__Problem details__:
Return a copy of every line in the records that includes the word "January".

__Stored data__:
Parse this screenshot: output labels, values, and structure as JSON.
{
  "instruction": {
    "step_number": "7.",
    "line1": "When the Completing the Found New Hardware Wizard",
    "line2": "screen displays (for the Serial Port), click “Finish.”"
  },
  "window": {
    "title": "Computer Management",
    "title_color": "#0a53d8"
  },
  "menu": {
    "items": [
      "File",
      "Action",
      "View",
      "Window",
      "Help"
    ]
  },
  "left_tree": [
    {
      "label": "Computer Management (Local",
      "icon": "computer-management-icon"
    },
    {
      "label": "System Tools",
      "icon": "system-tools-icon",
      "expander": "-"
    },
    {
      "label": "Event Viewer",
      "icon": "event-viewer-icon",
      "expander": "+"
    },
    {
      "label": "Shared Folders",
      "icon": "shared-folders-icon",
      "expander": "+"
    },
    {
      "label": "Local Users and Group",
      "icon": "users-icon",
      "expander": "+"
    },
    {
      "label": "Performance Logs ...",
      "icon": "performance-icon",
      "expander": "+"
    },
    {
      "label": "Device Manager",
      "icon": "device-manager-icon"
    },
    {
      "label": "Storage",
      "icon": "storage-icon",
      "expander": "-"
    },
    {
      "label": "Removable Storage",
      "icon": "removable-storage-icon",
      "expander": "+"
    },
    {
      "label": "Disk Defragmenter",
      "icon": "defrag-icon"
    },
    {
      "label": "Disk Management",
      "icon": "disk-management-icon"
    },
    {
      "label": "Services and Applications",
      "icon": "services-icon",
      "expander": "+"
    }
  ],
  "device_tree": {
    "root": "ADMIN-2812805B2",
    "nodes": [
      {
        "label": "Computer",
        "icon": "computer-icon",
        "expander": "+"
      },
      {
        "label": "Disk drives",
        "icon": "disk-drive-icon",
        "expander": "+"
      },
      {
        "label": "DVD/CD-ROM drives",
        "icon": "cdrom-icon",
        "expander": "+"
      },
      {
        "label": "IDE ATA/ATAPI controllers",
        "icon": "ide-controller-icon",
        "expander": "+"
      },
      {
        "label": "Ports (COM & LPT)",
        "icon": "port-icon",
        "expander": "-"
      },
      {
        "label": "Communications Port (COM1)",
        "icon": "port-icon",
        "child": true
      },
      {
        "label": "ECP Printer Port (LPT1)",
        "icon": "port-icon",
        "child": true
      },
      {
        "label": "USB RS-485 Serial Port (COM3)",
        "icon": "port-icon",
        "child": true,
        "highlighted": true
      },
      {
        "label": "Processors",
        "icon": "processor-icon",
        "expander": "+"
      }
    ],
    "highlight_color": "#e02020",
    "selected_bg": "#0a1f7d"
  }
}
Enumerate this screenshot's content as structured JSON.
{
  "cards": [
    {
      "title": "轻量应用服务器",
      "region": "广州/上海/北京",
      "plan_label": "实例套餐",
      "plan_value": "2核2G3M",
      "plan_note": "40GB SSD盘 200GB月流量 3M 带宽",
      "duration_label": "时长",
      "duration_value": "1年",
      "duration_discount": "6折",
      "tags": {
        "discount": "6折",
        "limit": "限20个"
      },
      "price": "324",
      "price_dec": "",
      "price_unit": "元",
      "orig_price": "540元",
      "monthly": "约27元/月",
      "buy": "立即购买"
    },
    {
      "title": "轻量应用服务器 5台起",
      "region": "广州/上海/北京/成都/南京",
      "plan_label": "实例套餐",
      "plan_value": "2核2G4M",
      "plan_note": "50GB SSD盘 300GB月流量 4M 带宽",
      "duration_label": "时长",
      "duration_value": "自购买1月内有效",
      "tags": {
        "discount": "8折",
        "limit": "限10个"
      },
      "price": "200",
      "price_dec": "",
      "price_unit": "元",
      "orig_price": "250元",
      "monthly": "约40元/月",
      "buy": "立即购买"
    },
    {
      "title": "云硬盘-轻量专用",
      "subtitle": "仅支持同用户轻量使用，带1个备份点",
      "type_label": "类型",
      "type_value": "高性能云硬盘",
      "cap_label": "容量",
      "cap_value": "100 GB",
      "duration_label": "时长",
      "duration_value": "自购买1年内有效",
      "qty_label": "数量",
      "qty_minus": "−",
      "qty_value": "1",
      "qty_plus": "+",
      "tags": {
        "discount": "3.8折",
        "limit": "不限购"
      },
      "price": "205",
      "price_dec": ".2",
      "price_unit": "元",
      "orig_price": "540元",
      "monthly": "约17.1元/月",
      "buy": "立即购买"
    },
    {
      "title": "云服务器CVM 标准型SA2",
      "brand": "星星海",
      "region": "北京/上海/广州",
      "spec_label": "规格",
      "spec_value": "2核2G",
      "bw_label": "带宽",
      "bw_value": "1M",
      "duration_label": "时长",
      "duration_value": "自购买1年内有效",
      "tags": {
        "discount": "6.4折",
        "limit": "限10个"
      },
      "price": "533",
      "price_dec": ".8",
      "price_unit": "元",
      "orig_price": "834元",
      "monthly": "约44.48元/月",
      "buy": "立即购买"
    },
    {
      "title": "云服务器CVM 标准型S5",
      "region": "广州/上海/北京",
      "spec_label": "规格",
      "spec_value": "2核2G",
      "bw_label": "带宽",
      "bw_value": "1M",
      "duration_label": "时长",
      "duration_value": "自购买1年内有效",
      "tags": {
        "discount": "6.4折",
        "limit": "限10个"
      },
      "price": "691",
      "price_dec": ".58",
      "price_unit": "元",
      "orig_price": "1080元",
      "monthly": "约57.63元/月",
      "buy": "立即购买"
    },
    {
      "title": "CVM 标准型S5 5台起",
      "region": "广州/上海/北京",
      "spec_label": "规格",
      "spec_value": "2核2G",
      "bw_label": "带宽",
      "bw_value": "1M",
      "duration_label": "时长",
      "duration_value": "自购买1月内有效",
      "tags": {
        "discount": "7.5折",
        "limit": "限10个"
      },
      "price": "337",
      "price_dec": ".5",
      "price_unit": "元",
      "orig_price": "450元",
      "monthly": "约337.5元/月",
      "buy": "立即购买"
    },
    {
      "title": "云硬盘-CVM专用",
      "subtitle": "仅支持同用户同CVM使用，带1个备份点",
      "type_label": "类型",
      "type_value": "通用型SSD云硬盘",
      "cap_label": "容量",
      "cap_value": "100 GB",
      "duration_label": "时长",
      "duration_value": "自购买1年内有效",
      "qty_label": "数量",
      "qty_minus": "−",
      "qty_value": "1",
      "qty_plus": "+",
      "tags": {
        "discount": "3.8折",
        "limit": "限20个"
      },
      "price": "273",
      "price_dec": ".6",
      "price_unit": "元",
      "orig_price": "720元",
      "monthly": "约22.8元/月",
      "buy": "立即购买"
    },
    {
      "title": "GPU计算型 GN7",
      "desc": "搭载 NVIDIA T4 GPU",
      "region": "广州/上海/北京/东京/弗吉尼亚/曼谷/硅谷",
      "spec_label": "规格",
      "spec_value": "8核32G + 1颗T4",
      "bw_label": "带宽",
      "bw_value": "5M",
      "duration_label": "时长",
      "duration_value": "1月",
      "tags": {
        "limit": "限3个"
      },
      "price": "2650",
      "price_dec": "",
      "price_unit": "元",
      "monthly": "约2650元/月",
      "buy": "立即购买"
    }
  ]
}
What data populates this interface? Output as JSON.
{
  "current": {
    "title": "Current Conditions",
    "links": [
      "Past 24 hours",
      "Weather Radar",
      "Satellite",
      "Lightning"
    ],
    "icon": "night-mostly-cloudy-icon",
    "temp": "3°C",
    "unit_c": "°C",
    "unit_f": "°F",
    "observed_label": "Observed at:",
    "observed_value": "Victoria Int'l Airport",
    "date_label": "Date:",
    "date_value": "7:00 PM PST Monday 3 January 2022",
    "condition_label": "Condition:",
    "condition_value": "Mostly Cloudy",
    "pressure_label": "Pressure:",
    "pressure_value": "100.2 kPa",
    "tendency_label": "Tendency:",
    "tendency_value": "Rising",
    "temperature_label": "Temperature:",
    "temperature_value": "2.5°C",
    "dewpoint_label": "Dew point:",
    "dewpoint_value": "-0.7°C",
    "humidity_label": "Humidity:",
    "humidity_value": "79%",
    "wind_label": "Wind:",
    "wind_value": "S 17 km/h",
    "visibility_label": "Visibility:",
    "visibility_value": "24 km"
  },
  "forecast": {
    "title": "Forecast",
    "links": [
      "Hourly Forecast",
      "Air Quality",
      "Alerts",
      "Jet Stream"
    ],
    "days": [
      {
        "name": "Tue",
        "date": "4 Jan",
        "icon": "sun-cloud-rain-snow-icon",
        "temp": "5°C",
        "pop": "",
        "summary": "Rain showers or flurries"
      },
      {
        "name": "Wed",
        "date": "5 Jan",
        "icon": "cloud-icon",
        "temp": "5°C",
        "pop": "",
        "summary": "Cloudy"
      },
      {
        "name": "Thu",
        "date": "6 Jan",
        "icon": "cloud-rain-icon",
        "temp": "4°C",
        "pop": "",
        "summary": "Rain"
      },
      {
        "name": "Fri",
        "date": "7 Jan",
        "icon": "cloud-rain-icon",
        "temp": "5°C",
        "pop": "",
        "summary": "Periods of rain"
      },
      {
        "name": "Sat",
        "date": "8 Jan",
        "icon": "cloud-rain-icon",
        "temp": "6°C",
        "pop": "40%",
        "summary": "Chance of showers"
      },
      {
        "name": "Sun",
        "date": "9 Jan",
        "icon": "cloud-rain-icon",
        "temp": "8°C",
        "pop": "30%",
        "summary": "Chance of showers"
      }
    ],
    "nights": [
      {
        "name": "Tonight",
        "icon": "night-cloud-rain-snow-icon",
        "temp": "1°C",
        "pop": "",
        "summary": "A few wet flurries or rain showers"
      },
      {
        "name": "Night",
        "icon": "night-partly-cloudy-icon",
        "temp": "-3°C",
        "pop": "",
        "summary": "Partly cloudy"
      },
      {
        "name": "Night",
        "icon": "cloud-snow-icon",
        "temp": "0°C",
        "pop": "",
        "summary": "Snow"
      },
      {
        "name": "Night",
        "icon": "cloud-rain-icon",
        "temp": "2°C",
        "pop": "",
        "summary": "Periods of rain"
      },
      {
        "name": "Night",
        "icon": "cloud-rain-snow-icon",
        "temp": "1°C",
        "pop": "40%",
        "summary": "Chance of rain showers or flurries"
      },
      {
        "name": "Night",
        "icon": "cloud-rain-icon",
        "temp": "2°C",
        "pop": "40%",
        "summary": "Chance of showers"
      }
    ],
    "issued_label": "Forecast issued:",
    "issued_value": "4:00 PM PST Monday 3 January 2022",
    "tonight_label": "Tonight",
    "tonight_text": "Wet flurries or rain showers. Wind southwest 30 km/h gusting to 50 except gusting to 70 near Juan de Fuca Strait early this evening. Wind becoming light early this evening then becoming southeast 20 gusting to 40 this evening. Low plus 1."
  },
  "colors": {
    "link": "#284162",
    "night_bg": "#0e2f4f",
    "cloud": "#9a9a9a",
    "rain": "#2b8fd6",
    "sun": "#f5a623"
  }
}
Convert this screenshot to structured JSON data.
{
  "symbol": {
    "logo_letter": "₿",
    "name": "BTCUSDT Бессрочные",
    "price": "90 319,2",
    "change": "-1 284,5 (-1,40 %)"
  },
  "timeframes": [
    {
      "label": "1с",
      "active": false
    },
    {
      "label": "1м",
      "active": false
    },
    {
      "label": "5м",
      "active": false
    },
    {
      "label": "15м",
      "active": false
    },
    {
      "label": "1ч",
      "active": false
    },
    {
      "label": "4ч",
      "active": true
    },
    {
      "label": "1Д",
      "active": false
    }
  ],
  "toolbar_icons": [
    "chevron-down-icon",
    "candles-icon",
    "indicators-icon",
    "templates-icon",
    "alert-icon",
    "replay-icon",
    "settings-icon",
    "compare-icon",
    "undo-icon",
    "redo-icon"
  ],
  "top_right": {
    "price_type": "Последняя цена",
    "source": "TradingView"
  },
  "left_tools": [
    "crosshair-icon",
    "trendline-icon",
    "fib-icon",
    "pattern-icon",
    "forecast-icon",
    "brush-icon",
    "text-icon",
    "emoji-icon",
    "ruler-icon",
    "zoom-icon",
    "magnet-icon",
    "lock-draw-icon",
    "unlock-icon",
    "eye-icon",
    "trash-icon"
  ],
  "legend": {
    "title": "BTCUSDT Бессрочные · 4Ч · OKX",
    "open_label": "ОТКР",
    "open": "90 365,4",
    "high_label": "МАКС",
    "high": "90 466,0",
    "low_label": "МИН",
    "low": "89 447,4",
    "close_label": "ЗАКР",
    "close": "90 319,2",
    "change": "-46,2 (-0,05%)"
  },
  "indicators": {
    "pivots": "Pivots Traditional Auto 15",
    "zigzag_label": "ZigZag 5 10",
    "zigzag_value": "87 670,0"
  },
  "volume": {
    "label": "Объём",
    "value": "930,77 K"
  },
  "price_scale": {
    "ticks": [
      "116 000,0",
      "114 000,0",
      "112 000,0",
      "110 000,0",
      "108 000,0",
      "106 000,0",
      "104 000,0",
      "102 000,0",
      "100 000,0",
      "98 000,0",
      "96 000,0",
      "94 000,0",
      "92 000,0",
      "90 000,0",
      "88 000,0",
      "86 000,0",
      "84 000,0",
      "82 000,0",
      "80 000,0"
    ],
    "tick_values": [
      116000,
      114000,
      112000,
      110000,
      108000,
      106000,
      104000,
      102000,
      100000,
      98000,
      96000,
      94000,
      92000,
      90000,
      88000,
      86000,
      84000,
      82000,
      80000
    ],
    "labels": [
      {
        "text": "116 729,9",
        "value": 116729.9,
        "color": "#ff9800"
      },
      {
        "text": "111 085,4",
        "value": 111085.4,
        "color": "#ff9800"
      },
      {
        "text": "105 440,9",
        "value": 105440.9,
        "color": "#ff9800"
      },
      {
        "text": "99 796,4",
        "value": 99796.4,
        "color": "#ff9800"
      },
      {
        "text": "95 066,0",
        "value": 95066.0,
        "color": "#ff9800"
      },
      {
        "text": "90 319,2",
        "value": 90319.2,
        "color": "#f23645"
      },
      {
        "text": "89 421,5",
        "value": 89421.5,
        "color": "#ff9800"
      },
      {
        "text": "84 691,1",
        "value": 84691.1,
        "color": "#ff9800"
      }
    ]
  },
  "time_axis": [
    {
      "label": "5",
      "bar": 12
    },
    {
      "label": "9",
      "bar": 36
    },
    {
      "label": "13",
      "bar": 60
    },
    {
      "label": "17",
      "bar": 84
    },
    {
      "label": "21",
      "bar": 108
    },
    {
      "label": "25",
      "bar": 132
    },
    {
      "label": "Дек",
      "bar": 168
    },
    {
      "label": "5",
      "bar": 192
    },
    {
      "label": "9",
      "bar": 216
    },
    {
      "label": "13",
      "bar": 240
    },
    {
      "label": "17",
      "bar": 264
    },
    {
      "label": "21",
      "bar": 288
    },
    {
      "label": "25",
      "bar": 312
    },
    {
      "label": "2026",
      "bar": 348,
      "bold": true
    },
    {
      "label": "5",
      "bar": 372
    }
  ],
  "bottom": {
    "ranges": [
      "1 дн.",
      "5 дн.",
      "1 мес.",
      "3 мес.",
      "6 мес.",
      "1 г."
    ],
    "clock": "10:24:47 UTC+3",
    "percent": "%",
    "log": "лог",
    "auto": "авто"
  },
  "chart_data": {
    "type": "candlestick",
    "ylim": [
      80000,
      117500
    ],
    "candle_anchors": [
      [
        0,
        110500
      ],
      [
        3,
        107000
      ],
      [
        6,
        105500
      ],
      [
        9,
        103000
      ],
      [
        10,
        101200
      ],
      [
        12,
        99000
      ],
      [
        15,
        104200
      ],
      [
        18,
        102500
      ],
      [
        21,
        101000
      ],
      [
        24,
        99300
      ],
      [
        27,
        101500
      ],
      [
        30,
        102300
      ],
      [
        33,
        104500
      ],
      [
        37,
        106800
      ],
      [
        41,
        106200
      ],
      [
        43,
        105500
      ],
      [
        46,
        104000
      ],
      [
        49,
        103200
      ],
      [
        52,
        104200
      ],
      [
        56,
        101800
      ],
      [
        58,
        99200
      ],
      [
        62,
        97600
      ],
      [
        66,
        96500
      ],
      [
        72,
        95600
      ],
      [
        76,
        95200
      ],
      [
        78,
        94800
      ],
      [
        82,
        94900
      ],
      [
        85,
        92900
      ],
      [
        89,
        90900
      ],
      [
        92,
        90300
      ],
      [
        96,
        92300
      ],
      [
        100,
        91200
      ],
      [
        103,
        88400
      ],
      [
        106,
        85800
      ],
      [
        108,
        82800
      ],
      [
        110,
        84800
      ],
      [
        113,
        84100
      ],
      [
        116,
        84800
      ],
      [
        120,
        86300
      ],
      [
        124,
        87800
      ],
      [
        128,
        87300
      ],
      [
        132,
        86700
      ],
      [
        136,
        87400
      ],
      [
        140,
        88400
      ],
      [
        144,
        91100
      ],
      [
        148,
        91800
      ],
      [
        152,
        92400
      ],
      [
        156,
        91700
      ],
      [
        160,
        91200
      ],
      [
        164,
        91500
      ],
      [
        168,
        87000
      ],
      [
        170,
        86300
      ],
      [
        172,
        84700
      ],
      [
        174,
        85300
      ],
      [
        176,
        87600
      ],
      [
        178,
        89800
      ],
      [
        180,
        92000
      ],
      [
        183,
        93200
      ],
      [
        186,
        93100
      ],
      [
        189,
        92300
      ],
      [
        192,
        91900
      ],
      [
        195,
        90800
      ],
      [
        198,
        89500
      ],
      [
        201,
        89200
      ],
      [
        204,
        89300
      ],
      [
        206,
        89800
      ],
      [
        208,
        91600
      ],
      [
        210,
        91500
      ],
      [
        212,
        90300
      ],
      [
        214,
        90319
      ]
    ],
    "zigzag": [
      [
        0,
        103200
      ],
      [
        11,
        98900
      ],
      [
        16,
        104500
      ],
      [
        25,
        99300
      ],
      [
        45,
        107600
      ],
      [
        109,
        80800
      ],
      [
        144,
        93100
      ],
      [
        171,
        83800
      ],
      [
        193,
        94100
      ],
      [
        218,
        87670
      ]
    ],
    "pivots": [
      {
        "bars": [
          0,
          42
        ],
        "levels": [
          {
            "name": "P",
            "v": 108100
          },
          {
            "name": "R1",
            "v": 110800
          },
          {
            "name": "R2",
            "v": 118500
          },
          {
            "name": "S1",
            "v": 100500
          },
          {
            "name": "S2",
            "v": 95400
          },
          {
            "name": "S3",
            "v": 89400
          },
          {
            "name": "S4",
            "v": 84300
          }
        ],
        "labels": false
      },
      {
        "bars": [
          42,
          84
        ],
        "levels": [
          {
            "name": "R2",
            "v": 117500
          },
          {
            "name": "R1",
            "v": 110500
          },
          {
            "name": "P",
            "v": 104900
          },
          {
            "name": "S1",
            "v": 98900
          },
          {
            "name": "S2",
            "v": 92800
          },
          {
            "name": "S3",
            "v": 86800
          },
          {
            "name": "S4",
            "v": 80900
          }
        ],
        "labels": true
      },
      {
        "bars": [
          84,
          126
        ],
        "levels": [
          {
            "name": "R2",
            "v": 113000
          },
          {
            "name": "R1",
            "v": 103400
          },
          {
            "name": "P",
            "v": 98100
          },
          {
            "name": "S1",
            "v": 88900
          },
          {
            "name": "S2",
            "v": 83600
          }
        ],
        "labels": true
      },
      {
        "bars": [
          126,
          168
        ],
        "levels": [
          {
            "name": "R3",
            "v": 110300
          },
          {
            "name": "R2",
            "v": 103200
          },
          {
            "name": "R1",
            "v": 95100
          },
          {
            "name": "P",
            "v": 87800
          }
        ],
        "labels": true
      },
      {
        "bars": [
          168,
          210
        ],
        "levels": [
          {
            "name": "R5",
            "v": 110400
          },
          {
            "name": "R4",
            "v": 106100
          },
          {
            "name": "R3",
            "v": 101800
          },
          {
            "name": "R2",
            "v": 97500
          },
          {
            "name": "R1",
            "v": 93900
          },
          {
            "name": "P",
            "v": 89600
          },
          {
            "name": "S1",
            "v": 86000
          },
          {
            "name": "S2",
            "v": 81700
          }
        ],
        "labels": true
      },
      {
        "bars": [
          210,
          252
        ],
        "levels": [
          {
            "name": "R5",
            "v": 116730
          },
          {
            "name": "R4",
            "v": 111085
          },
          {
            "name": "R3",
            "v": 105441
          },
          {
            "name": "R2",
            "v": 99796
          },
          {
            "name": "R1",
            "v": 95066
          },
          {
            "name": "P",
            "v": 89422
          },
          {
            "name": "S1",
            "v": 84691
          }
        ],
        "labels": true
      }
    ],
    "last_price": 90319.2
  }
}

__Answer to this task__:
    "date_value": "7:00 PM PST Monday 3 January 2022",
    "issued_value": "4:00 PM PST Monday 3 January 2022",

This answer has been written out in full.